### DATA FOR THIS EXERCISE
[START]

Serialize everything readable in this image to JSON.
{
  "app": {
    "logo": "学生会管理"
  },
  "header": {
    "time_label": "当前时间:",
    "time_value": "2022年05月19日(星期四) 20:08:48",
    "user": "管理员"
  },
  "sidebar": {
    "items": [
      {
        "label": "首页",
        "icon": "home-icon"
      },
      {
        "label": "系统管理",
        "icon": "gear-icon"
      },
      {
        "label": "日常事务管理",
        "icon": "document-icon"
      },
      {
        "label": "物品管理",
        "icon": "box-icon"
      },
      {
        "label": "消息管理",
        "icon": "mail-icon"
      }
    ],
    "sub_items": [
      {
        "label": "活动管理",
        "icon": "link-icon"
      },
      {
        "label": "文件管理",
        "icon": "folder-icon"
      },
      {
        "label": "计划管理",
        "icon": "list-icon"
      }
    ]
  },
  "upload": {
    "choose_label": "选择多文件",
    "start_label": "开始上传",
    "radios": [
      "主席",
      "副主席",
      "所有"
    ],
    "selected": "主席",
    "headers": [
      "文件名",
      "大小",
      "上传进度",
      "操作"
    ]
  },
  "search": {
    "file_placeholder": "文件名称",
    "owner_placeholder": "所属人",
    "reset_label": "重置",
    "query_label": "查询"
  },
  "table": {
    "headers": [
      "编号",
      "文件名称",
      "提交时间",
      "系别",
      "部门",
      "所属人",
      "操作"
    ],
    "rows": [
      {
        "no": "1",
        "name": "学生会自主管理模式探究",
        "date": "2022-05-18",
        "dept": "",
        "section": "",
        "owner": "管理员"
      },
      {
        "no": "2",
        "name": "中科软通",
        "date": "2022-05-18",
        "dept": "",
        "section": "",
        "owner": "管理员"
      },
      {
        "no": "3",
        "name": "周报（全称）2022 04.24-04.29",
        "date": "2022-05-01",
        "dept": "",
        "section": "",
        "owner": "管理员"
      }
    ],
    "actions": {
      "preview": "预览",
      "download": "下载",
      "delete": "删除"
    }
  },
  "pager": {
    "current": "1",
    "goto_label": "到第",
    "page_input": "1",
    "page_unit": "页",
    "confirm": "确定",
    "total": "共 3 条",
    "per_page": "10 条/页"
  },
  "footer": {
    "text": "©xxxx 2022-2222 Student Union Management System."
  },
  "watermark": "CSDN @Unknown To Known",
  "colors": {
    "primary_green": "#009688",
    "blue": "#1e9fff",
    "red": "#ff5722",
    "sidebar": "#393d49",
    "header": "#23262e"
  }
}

[END]

### WHAT YOU ARE ASKED TO DO
Write the entire listing out again, word for word.

### TASK RESULT
Serialize everything readable in this image to JSON.
{
  "app": {
    "logo": "学生会管理"
  },
  "header": {
    "time_label": "当前时间:",
    "time_value": "2022年05月19日(星期四) 20:08:48",
    "user": "管理员"
  },
  "sidebar": {
    "items": [
      {
        "label": "首页",
        "icon": "home-icon"
      },
      {
        "label": "系统管理",
        "icon": "gear-icon"
      },
      {
        "label": "日常事务管理",
        "icon": "document-icon"
      },
      {
        "label": "物品管理",
        "icon": "box-icon"
      },
      {
        "label": "消息管理",
        "icon": "mail-icon"
      }
    ],
    "sub_items": [
      {
        "label": "活动管理",
        "icon": "link-icon"
      },
      {
        "label": "文件管理",
        "icon": "folder-icon"
      },
      {
        "label": "计划管理",
        "icon": "list-icon"
      }
    ]
  },
  "upload": {
    "choose_label": "选择多文件",
    "start_label": "开始上传",
    "radios": [
      "主席",
      "副主席",
      "所有"
    ],
    "selected": "主席",
    "headers": [
      "文件名",
      "大小",
      "上传进度",
      "操作"
    ]
  },
  "search": {
    "file_placeholder": "文件名称",
    "owner_placeholder": "所属人",
    "reset_label": "重置",
    "query_label": "查询"
  },
  "table": {
    "headers": [
      "编号",
      "文件名称",
      "提交时间",
      "系别",
      "部门",
      "所属人",
      "操作"
    ],
    "rows": [
      {
        "no": "1",
        "name": "学生会自主管理模式探究",
        "date": "2022-05-18",
        "dept": "",
        "section": "",
        "owner": "管理员"
      },
      {
        "no": "2",
        "name": "中科软通",
        "date": "2022-05-18",
        "dept": "",
        "section": "",
        "owner": "管理员"
      },
      {
        "no": "3",
        "name": "周报（全称）2022 04.24-04.29",
        "date": "2022-05-01",
        "dept": "",
        "section": "",
        "owner": "管理员"
      }
    ],
    "actions": {
      "preview": "预览",
      "download": "下载",
      "delete": "删除"
    }
  },
  "pager": {
    "current": "1",
    "goto_label": "到第",
    "page_input": "1",
    "page_unit": "页",
    "confirm": "确定",
    "total": "共 3 条",
    "per_page": "10 条/页"
  },
  "footer": {
    "text": "©xxxx 2022-2222 Student Union Management System."
  },
  "watermark": "CSDN @Unknown To Known",
  "colors": {
    "primary_green": "#009688",
    "blue": "#1e9fff",
    "red": "#ff5722",
    "sidebar": "#393d49",
    "header": "#23262e"
  }
}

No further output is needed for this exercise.